*Required work*:
A – From the Guix g-expression passage, translate this sentence into Spanish: "However, if G natively ungexps L1, G will be compiled for X and L1 for Y."
B – In the Guix g-expression passage, list every short letter label the text uses to stand for something, and say what each one stands for.
C – According to the Guix g-expression passage, which module is make-config.scm found in?
[START OF Extract to read]
Amen to that, helpful-guide.json. Before we continue on to cross-compilation, there's one last feature of with-imported-modules you should note. We can add modules to a g-expression by name, but we can also create entirely new ones using lowerable objects, such as in this pattern, which is used in several places in the Guix source code to make an appropriately-configured (guix config) module available:

(with-imported-modules `(((guix config) => ,(make-config.scm))
                         …)
  …)

In case you're wondering, make-config.scm is found in (guix self) and returns a lowerable object that compiles to a version of the (guix config) module, which contains constants usually substituted into the source code at compile time.

Native ungexp

There is another piece of syntax we can use with g-expressions, and it's called ungexp-native. This helps us distinguish between native inputs and regular host-built inputs in cross-compilation situations. We'll cover cross-compilation in detail at a later date, but the gist of it is that it allows you to compile a derivation for one architecture X, the target, using a machine of architecture Y, the host, and Guix has excellent support for it.

If we cross-compile a g-expression G that non-natively ungexps L1, a lowerable object, from architecture Y to architecture X, both G and L1 will be compiled for architecture X. However, if G natively ungexps L1, G will be compiled for X and L1 for Y.

Essentially, we use ungexp-native in situations where there would be no difference between compiling on different architectures (for instance, if L1 were a plain-file), or where using L1 built for X would actually break G (for instance, if L1 corresponds to a compiled executable that needs to be run during the build; the executable would fail to run on Y if it was built for X.)
[END OF Extract to read]
[START OF Records provided]
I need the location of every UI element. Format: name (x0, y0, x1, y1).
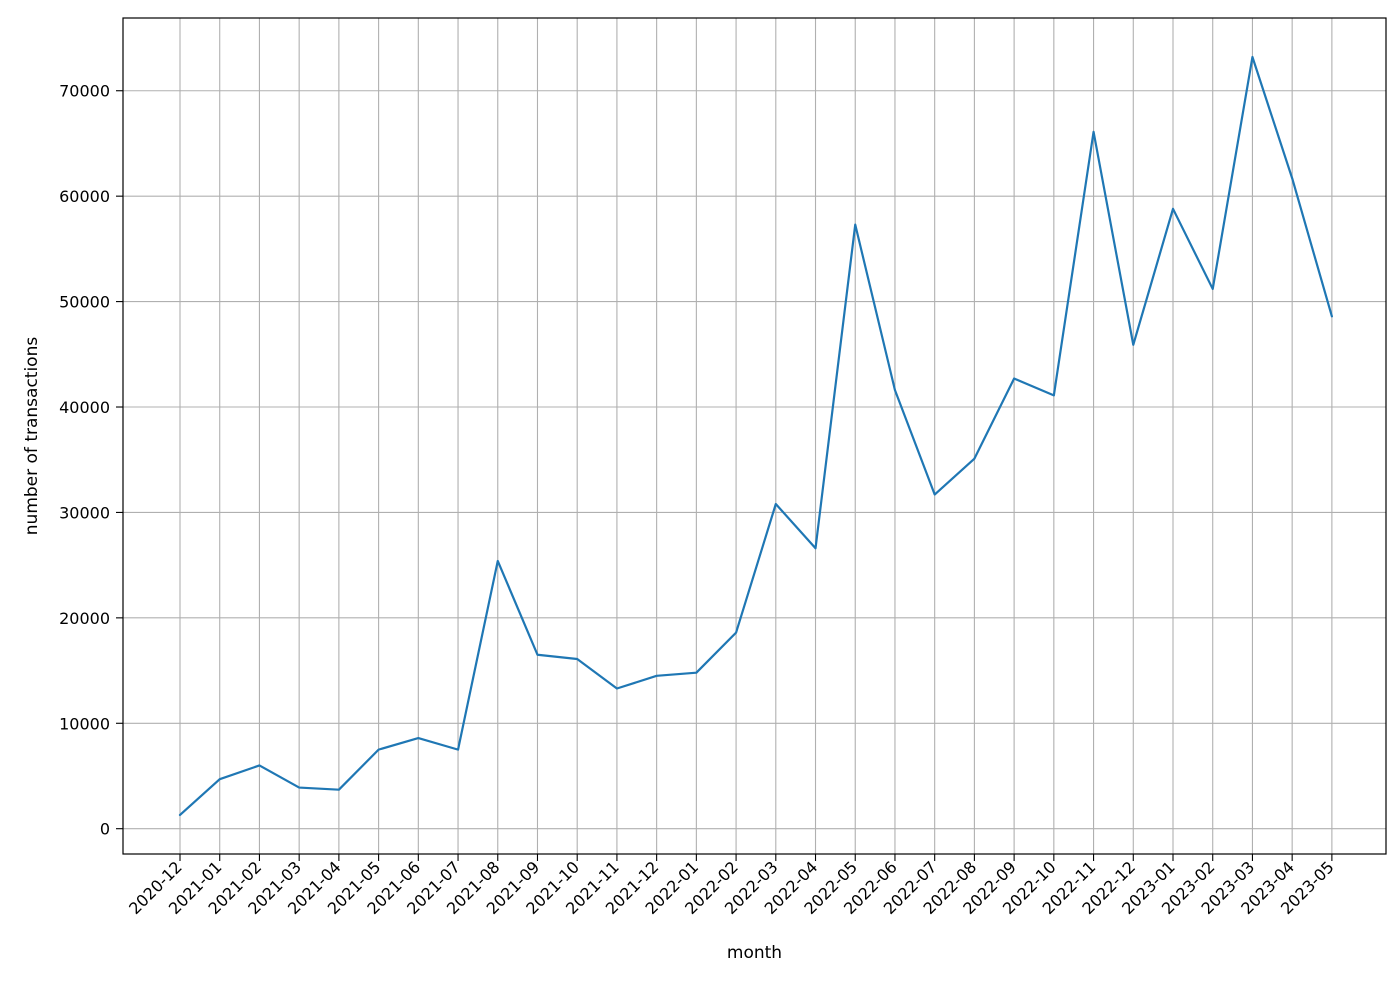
plot-area-frame (122, 17, 1387, 855)
series-layer (178, 55, 1333, 817)
y-tick-label: 10000 (59, 714, 110, 733)
y-tick-label: 50000 (59, 293, 110, 312)
grid (123, 18, 1386, 854)
y-tick-label: 30000 (59, 503, 110, 522)
y-tick-label: 60000 (59, 187, 110, 206)
y-tick-label: 40000 (59, 398, 110, 417)
y-tick-label: 0 (100, 820, 110, 839)
y-tick-label: 70000 (59, 82, 110, 101)
y-tick-label: 20000 (59, 609, 110, 628)
series-line (178, 55, 1333, 817)
y-axis-label: number of transactions (22, 337, 42, 536)
x-axis-label: month (727, 943, 782, 963)
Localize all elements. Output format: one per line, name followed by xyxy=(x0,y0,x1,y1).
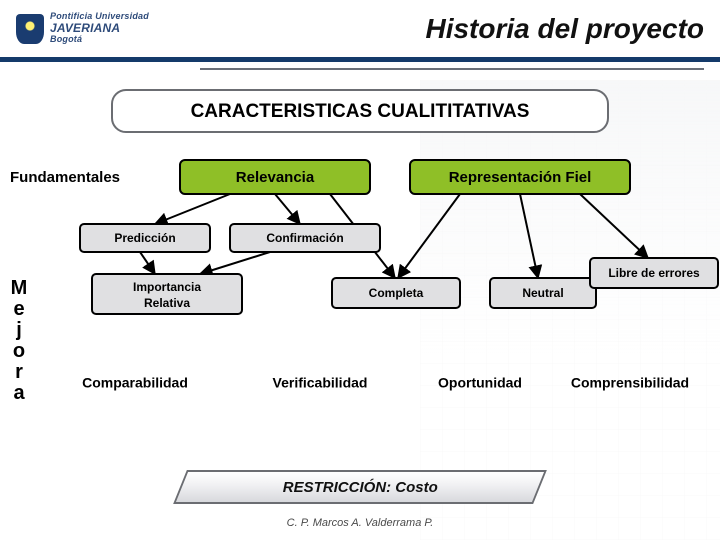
[END OF Records provided]
*Worked answers*:
A – Sin embargo, si G aplica ungexp a L1 de forma nativa, G se compilará para X y L1 para Y.

B –
- X: the target architecture
- Y: the host architecture
- G: a g-expression
- L1: a lowerable object

C – (guix self)